<<<<

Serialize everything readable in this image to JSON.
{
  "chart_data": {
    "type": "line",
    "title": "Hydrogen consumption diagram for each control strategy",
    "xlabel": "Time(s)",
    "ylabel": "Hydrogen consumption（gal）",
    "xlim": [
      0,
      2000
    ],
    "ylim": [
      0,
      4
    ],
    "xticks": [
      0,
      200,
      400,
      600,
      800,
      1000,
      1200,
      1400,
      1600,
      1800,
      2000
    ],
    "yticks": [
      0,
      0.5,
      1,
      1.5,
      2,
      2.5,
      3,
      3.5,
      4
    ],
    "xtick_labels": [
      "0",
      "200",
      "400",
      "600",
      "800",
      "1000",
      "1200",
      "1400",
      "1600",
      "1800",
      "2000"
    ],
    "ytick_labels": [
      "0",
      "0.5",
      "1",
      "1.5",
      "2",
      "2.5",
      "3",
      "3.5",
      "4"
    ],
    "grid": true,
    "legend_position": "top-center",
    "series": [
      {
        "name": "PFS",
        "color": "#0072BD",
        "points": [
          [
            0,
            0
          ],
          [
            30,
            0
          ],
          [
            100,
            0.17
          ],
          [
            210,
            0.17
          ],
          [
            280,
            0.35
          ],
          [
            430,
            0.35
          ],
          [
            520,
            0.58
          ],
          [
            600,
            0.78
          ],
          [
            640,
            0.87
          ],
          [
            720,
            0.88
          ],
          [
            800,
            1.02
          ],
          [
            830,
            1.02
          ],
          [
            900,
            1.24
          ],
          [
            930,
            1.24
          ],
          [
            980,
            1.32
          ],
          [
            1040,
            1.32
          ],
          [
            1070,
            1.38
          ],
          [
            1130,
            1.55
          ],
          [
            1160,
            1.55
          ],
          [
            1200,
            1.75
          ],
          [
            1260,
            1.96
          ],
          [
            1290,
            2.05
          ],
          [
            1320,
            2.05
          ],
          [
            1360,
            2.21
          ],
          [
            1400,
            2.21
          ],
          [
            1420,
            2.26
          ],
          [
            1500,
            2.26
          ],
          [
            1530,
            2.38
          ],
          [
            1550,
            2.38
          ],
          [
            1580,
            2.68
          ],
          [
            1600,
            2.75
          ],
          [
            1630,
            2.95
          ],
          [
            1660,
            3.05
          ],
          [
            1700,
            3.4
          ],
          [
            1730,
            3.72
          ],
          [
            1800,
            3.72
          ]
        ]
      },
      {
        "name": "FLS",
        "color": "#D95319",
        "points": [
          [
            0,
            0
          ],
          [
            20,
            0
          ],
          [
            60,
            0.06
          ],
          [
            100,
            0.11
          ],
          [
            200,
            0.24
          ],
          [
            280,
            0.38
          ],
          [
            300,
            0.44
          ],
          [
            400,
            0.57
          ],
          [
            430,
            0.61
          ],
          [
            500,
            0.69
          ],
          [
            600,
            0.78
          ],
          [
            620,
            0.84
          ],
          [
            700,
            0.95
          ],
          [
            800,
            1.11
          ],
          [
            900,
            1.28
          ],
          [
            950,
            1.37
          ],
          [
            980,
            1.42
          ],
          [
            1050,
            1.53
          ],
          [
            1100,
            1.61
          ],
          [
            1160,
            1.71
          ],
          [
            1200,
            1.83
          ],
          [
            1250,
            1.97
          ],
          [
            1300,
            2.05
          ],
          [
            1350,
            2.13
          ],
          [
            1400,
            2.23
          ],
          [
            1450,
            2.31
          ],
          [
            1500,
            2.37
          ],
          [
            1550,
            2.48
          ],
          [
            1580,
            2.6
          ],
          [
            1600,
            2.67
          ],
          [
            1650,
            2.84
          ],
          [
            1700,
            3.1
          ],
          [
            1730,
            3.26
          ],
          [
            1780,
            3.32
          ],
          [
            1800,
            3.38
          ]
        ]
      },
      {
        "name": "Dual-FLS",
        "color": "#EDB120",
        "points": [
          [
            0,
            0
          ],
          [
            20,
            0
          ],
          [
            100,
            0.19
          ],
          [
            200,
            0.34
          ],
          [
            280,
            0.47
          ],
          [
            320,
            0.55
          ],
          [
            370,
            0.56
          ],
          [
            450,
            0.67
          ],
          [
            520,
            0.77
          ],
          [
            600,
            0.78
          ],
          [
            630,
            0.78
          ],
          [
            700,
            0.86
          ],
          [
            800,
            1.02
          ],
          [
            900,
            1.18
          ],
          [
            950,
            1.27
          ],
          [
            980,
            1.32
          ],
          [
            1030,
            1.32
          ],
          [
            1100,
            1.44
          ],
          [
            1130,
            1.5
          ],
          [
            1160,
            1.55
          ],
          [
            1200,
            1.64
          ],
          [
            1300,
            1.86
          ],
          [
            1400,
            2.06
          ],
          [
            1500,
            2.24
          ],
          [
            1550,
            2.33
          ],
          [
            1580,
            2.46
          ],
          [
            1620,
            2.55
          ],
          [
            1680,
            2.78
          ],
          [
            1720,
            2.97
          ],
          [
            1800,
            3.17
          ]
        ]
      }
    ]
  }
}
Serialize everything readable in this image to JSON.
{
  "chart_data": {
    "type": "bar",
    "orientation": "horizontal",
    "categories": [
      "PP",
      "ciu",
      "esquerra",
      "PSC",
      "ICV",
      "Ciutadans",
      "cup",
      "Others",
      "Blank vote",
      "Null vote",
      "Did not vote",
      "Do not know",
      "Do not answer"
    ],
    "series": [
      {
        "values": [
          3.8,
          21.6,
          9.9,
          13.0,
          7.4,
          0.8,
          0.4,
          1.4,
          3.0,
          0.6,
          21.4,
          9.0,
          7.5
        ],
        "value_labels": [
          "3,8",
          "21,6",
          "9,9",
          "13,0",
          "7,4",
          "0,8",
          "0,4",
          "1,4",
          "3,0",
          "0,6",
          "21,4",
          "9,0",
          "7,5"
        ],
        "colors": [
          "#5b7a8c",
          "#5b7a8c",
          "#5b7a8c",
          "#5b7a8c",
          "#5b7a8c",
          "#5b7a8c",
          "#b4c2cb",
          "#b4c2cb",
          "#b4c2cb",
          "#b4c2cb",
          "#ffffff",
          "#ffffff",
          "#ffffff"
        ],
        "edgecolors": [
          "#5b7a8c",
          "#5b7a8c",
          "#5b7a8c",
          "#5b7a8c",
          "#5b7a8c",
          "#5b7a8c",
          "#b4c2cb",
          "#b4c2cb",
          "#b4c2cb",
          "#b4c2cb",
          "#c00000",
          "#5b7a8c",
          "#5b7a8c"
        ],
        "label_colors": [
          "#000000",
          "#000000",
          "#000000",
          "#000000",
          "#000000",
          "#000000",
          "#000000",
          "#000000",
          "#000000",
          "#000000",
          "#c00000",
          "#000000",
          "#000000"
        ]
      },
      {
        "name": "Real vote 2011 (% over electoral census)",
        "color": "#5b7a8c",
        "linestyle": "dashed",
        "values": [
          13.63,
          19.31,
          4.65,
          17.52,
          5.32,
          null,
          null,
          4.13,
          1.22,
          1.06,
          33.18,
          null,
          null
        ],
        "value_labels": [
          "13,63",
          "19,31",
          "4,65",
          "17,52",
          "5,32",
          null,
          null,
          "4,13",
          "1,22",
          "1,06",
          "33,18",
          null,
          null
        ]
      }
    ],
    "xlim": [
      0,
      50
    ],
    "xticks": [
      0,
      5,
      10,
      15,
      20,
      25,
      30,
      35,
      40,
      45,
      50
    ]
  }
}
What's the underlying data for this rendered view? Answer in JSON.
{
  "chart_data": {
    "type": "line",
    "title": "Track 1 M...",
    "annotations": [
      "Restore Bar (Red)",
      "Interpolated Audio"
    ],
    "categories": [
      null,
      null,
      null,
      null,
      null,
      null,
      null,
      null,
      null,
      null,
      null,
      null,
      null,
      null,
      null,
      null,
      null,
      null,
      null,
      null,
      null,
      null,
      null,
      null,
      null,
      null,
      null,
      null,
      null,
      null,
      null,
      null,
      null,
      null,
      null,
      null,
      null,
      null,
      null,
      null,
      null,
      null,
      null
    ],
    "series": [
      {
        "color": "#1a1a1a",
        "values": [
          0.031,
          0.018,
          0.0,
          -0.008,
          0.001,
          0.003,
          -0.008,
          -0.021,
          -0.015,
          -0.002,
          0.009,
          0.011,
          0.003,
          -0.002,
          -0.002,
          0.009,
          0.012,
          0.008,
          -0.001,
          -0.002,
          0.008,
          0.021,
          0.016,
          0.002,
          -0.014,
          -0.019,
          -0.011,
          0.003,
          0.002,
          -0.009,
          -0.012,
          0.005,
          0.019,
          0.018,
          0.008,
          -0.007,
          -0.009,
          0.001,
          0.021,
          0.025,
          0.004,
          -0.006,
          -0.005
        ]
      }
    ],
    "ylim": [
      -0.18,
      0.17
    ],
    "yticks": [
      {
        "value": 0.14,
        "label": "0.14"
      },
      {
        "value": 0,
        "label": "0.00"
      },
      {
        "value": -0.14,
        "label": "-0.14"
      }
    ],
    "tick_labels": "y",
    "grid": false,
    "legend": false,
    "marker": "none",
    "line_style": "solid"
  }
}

>>>>

**EXERCISE:** Copy out each line of the material that holds the word "consumption".

**WRITTEN RESPONSE:**
    "title": "Hydrogen consumption diagram for each control strategy",
    "ylabel": "Hydrogen consumption（gal）",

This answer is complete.